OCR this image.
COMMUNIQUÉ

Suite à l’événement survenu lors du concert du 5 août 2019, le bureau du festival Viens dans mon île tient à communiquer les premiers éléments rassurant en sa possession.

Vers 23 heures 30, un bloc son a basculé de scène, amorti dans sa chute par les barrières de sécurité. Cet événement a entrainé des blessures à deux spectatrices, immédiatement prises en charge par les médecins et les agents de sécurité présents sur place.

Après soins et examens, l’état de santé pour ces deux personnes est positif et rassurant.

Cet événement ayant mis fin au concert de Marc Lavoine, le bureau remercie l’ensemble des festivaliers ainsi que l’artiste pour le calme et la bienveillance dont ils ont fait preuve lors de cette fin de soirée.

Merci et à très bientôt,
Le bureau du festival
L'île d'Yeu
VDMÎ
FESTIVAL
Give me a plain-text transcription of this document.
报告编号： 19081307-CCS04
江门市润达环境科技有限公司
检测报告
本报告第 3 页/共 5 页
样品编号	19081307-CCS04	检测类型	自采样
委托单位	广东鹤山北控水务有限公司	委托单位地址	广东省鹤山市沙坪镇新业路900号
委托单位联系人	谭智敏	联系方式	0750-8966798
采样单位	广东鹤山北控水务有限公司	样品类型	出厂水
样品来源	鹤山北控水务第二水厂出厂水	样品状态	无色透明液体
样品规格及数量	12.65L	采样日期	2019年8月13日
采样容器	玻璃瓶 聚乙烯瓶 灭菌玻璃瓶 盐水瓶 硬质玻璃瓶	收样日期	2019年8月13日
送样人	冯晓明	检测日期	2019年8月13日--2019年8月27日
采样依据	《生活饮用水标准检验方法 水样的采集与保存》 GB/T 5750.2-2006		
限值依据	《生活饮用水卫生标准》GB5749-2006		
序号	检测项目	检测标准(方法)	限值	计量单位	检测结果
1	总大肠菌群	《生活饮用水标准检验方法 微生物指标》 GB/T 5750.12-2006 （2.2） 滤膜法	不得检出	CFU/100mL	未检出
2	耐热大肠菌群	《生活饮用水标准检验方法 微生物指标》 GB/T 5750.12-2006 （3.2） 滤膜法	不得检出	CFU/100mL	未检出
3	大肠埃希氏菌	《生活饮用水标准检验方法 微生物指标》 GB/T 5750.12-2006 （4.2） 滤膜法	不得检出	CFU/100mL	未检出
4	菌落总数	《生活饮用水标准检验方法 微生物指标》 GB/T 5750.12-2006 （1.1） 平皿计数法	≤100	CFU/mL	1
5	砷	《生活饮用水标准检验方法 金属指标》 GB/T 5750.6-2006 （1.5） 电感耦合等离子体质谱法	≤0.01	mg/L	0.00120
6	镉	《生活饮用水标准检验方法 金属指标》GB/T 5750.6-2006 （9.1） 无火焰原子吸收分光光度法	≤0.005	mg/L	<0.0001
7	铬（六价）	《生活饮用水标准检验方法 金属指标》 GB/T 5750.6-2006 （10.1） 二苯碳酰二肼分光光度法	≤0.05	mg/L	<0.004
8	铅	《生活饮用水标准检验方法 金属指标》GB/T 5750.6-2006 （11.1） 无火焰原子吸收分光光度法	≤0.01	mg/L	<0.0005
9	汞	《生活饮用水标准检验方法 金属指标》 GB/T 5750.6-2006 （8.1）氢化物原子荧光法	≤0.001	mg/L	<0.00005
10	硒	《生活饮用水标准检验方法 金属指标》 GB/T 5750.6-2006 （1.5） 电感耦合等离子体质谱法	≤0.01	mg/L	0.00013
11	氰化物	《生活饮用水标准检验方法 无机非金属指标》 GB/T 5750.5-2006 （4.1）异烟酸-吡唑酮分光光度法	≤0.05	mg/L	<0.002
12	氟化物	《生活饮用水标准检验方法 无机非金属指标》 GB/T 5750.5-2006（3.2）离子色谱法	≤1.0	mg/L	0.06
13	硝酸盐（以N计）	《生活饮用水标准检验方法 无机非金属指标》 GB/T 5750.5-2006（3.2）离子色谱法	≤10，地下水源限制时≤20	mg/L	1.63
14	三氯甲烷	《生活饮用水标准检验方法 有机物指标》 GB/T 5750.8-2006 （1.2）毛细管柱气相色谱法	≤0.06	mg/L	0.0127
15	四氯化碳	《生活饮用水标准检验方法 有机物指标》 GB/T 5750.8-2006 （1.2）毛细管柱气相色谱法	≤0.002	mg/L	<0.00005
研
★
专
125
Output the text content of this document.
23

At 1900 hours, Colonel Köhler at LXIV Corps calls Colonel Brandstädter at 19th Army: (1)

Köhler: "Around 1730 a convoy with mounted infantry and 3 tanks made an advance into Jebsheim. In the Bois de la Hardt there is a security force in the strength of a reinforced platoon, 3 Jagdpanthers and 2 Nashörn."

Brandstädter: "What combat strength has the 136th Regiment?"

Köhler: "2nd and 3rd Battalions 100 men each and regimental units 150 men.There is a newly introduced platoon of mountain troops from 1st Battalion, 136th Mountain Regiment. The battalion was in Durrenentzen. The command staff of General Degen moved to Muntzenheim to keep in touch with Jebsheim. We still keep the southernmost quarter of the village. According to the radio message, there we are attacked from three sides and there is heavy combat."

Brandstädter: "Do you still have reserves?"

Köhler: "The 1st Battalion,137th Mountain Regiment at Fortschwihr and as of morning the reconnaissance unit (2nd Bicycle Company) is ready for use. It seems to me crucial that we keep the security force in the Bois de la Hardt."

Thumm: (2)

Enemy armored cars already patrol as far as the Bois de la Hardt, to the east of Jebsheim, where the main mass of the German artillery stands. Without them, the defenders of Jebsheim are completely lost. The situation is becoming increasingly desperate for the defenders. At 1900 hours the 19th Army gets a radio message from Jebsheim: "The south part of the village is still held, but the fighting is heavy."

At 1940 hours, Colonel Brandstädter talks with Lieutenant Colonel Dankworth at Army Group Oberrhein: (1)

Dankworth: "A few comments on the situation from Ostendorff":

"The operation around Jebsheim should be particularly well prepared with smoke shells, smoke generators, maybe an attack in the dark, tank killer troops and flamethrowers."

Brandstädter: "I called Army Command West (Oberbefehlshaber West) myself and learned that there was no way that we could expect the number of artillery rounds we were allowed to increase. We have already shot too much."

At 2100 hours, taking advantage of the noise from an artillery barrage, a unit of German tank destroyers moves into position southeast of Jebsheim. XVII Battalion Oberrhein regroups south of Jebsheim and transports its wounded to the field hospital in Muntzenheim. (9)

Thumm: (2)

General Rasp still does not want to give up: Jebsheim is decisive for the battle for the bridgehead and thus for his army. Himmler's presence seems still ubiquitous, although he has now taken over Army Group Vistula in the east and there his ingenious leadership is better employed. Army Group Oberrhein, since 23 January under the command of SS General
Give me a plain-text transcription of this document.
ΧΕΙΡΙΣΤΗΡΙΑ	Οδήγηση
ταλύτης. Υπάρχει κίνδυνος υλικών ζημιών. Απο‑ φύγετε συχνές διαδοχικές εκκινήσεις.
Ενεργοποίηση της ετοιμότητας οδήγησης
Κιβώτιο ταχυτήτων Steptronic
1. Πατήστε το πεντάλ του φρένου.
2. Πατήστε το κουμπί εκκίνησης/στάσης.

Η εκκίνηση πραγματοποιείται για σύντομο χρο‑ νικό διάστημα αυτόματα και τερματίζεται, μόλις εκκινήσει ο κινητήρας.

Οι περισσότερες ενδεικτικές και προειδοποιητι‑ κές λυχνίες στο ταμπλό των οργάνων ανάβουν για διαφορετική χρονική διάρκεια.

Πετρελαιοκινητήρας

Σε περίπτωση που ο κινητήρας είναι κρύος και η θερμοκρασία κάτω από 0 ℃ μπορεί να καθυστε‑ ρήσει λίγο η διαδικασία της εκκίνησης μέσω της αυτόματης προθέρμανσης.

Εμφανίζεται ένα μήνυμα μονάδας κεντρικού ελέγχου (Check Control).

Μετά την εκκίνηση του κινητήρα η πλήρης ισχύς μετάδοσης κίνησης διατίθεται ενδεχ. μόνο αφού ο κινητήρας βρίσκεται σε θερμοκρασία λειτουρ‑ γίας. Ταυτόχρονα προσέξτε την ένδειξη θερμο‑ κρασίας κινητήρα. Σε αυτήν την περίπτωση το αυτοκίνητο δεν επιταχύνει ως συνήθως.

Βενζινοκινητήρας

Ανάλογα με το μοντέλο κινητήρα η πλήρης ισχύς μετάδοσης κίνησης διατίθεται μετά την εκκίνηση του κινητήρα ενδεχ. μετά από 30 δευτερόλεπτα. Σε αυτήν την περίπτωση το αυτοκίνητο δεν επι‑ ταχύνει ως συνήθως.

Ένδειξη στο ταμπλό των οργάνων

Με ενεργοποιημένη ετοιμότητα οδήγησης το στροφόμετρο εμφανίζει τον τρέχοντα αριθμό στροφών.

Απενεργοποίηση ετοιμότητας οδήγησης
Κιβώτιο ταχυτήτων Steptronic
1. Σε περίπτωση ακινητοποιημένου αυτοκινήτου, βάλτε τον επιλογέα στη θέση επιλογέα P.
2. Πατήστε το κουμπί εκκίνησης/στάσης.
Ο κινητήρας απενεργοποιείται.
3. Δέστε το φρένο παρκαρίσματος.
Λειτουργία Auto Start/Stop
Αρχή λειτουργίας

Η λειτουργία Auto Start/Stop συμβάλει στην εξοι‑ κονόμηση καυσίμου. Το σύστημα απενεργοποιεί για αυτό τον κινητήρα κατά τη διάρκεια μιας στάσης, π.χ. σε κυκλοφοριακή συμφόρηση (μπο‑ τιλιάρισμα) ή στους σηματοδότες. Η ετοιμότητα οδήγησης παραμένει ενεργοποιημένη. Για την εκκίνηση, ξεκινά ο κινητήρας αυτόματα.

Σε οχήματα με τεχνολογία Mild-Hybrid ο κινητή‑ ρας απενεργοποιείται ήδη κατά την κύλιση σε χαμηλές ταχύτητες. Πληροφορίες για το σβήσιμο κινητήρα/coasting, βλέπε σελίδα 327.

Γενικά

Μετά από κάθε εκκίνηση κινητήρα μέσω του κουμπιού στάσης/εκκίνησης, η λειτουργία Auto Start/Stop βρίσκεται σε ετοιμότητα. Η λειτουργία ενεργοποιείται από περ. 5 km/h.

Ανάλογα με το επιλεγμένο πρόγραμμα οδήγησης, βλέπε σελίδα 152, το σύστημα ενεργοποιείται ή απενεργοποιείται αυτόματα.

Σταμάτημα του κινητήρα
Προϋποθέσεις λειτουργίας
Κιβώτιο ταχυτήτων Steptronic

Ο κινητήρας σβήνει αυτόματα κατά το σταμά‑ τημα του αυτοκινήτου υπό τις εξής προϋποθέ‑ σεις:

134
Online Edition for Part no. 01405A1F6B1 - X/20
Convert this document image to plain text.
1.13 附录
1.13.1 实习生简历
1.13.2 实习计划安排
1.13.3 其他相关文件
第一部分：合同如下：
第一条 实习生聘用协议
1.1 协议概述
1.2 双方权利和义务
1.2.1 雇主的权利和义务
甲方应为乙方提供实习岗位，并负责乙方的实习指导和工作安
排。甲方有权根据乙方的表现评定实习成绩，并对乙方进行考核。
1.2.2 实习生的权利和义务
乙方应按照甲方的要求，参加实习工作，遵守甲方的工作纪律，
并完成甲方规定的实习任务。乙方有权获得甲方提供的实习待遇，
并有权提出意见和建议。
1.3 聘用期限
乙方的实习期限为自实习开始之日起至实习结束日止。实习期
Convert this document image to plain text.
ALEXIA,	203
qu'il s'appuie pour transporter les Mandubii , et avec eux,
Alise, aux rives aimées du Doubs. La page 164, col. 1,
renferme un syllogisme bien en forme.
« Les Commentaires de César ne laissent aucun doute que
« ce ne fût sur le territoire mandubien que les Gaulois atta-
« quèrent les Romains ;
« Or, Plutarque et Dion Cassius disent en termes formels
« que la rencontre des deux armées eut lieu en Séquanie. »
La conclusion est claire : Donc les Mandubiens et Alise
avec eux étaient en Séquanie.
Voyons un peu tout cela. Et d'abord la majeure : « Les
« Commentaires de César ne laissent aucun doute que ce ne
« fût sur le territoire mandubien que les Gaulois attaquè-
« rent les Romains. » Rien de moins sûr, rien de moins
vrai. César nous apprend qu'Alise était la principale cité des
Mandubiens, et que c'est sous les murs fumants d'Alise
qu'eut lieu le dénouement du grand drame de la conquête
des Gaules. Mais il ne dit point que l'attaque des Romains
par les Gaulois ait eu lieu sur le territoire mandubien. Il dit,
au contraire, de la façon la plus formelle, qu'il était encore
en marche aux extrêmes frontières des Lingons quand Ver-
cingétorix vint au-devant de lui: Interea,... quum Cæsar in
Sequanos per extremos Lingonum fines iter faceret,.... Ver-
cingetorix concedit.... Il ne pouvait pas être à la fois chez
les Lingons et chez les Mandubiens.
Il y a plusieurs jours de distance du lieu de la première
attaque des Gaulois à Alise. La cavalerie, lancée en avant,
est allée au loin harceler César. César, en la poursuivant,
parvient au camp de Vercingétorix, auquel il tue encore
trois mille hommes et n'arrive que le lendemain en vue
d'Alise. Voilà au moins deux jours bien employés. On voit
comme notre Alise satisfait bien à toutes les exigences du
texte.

Your instructions ▸
Count the lines above in which the word "Gaulois" appears, then state only that count.

Result for this exercise ▸
4